◆ **Ziel der Übung**
Fasse den Absatz aus dem Text über den Nabendynamo, der mit „In der Ausgabe 14“ beginnt, als kurze Stichpunktliste zusammen. Alle wesentlichen Fakten sollen erhalten bleiben.

Freitag, 17. Juli 2015

Leistungssteigerung am Nabendynamo


Heute ist selbst in einem günstigen Fahrrad ein Nabendynamo eingebaut. Seine Vorteile gegenüber einem Seitenläuferdynamo überzeugen und auch die Furcht vor einem Dynamo der immer mitläuft ist verschwunden. Ich möchte meine Fahrradbeleuchtung verbessern und dazu herausfinden wie sich möglichst viel Leistung aus dem Dynamo entnehmen lässt. Die mechanische Leistung interessiert dabei nicht!


 Die Fahrradzukunft ist eine seit 2006 online erscheinende Zeitschrift, deren Redaktion ausschließlich aus ehrenamtlich tätigen Alltagsradlern besteht. Die behandelten Themen sind häufig sehr speziell und werden nicht so oberflächlich behandelt wie in populären Fahrradzeitschriften, welche Gewinn orientiert arbeiten und mit reichlich Werbung gespickt sind. -> fahrradzukunft.de/

In der Ausgabe 14 (April 2012) hat Andreas Oehler einen Artikel über seinen Test einiger Nabendynamos verfasst. -> Link zum Artikel Er selbst arbeitet als Maschinenbauingenieur beim Fahrradbeleuchtungshersteller Schmidt Maschinenbau. Für mich waren zwei Feststellungen interessant. Man kann aus einem Nabendynamo deutlich mehr Leistung heraus holen als die angegebenen 3W und mit höher ohmigen Lasten kann bei gleicher Frequenz, also Fahrgeschwindigkeit, mehr Leistung erzielt werden.

◆ **Bereitgestellte Daten**

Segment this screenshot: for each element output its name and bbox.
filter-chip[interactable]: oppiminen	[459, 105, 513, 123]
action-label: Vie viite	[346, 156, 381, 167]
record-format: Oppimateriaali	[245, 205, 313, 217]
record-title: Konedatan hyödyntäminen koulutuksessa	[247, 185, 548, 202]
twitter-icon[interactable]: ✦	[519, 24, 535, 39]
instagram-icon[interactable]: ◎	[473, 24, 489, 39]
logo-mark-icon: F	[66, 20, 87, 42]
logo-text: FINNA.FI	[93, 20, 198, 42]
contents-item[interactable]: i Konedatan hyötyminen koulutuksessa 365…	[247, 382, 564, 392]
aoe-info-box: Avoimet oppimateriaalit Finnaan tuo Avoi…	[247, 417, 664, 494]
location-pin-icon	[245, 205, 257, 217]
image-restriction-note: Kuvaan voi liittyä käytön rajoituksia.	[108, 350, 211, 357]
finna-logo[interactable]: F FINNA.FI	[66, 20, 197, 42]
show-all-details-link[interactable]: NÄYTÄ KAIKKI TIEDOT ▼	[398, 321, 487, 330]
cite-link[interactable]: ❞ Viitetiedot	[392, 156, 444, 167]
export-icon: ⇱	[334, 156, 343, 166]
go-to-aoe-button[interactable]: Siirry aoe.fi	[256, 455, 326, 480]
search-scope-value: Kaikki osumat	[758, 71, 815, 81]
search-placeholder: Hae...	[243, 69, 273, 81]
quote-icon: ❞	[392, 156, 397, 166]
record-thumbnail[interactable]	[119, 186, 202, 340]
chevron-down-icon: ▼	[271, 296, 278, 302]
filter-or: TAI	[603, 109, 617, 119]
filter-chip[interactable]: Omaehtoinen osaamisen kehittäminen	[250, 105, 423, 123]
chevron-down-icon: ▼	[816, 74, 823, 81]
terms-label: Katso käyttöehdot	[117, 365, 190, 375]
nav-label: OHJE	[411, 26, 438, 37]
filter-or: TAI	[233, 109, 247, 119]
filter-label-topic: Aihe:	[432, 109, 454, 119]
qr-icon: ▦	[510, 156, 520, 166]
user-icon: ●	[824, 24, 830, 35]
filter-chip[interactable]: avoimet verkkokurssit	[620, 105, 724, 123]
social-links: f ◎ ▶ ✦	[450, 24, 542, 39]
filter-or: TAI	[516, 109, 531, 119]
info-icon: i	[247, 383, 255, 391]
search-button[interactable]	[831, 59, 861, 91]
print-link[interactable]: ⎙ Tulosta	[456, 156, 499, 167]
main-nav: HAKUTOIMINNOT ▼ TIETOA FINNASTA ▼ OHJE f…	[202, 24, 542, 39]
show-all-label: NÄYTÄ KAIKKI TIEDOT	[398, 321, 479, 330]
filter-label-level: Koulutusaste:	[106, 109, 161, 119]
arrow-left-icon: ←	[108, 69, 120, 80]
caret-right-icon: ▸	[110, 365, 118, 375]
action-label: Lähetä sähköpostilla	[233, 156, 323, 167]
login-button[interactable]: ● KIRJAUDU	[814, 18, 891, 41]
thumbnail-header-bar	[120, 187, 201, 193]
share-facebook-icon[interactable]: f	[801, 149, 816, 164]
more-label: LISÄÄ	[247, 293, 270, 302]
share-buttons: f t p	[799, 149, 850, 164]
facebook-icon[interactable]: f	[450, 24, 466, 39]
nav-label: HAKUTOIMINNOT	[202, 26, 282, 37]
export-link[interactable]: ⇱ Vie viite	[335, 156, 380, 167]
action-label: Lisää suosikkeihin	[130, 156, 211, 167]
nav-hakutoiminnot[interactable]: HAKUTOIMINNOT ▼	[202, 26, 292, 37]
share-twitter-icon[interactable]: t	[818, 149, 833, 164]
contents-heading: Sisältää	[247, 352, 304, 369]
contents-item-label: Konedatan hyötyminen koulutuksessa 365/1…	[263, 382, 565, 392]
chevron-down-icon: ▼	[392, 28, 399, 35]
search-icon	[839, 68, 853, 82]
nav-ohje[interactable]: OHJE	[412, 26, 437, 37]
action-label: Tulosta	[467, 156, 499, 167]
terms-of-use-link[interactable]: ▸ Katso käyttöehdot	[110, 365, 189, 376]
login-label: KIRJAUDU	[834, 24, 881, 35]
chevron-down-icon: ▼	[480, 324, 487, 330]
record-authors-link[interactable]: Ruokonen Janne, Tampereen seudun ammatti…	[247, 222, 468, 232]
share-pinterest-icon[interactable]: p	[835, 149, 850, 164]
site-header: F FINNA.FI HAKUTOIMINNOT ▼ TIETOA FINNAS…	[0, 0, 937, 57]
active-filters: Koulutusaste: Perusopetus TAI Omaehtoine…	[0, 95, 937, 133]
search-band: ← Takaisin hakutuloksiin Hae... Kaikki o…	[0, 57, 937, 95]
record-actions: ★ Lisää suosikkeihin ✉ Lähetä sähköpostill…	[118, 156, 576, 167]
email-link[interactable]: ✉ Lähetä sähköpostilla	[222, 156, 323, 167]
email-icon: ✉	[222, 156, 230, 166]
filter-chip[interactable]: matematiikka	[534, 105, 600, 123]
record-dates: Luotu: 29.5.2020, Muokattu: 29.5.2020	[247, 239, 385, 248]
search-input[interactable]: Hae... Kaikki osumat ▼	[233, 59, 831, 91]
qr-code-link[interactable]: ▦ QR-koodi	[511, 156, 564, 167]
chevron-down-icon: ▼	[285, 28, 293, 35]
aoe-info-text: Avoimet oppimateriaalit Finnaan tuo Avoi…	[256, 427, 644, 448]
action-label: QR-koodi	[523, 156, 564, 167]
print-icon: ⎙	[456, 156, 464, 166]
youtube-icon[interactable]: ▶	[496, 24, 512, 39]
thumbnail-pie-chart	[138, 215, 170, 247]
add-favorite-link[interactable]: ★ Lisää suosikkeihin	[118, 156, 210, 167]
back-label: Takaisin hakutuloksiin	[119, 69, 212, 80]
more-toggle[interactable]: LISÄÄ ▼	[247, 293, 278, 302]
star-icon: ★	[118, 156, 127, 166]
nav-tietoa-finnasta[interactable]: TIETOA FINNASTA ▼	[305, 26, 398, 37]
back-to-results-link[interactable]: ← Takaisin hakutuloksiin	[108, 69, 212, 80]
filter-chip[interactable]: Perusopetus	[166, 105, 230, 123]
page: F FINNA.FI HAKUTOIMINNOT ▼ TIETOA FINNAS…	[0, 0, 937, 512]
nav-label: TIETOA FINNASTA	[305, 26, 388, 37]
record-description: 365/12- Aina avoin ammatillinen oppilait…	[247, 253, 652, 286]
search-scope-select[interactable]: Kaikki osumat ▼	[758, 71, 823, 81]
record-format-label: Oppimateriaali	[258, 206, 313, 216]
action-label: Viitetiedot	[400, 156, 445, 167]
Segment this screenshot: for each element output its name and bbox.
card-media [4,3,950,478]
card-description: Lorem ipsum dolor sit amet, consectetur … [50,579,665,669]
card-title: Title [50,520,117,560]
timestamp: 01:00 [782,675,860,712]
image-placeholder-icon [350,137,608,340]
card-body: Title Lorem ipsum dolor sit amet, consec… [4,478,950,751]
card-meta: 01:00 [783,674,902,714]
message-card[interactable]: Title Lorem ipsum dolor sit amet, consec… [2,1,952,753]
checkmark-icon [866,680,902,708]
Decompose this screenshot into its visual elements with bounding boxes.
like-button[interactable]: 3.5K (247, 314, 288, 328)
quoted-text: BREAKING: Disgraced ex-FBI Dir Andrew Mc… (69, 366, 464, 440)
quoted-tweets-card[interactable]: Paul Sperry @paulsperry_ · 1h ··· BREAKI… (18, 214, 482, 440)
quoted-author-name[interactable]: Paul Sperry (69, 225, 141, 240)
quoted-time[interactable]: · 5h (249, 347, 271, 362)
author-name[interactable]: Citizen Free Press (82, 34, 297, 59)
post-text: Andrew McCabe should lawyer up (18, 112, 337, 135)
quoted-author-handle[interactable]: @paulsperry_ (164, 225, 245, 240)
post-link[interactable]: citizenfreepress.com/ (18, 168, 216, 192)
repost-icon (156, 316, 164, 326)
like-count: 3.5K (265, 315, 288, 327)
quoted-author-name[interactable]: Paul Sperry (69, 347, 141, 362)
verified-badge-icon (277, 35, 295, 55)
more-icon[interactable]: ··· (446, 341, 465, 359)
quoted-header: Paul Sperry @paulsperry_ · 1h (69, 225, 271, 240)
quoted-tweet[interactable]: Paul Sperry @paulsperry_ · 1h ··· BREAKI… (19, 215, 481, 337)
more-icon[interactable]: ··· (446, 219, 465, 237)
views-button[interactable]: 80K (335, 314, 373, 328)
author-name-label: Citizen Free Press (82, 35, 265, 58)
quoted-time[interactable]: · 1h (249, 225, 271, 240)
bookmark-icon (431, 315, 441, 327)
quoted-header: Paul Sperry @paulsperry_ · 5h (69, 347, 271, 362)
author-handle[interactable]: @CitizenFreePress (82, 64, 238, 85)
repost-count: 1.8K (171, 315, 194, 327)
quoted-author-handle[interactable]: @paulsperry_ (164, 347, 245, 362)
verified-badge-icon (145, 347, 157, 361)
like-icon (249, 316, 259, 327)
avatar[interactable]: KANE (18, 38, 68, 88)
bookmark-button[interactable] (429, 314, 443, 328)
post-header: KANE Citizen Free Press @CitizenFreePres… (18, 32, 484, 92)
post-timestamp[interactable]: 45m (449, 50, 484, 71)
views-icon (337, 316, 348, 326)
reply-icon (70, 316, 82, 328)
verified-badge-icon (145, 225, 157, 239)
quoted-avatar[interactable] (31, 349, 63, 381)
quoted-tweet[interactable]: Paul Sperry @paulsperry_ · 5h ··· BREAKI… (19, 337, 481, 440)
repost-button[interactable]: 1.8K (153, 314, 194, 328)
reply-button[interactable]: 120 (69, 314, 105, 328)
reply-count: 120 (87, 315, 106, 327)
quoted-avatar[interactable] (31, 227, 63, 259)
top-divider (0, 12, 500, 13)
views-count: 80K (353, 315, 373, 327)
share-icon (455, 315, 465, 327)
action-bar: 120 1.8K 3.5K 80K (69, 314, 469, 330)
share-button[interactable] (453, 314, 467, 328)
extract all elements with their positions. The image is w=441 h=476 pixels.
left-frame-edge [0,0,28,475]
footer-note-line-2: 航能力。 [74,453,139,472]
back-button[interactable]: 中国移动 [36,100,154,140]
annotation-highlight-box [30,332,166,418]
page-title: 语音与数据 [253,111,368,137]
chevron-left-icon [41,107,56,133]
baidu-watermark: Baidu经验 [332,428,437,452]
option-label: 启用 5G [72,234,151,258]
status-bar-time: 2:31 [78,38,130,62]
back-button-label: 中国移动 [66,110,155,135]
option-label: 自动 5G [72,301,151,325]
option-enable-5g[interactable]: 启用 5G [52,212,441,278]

◆ **Ergebnis**
- Ausgabe 14 (April 2012): Artikel von Andreas Oehler über seinen Test einiger Nabendynamos
- Oehler ist Maschinenbauingenieur beim Fahrradbeleuchtungshersteller Schmidt Maschinenbau.
- Zwei interessante Feststellungen:
  - Ein Nabendynamo liefert deutlich mehr Leistung als die angegebenen 3 W.
  - Mit höherohmigen Lasten lässt sich bei gleicher Frequenz, also gleicher Fahrgeschwindigkeit, mehr Leistung erzielen.